Goal of the exercise: Scan the material that follows. Copy every line containing the word "rezervelor".

[Some records]
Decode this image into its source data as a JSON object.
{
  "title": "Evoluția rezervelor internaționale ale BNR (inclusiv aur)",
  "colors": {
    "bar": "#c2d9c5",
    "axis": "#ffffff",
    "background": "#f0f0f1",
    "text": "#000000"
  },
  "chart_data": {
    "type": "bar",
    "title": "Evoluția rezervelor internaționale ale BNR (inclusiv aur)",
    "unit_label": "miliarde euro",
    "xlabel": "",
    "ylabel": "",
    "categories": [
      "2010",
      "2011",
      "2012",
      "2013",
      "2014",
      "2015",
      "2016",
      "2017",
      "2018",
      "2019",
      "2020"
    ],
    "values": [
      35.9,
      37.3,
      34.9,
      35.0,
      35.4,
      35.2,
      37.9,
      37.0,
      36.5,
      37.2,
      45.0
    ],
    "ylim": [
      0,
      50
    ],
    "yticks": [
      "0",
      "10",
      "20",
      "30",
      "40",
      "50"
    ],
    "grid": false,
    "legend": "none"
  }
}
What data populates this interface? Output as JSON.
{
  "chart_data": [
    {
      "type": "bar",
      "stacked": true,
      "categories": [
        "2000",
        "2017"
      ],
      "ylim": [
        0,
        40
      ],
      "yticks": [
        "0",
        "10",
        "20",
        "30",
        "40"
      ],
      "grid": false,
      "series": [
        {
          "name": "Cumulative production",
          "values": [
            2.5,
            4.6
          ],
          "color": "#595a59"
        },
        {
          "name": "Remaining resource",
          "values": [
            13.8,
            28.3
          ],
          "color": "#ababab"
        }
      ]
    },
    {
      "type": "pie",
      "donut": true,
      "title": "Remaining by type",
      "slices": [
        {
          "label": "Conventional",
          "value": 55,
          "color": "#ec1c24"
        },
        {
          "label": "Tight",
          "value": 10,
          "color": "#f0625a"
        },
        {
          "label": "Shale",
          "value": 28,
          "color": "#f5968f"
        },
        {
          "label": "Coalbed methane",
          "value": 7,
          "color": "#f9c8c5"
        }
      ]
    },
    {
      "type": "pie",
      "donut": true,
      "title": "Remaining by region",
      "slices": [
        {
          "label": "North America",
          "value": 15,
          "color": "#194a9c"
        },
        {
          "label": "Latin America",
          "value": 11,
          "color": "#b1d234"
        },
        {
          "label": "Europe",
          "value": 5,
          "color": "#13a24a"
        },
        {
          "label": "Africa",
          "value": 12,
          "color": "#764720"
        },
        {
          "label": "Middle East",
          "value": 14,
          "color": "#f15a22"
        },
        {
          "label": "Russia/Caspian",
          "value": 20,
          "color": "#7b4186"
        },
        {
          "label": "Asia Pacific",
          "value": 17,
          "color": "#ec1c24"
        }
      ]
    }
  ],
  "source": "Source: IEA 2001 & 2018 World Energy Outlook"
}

Complete output:
  "title": "Evoluția rezervelor internaționale ale BNR (inclusiv aur)",
    "title": "Evoluția rezervelor internaționale ale BNR (inclusiv aur)",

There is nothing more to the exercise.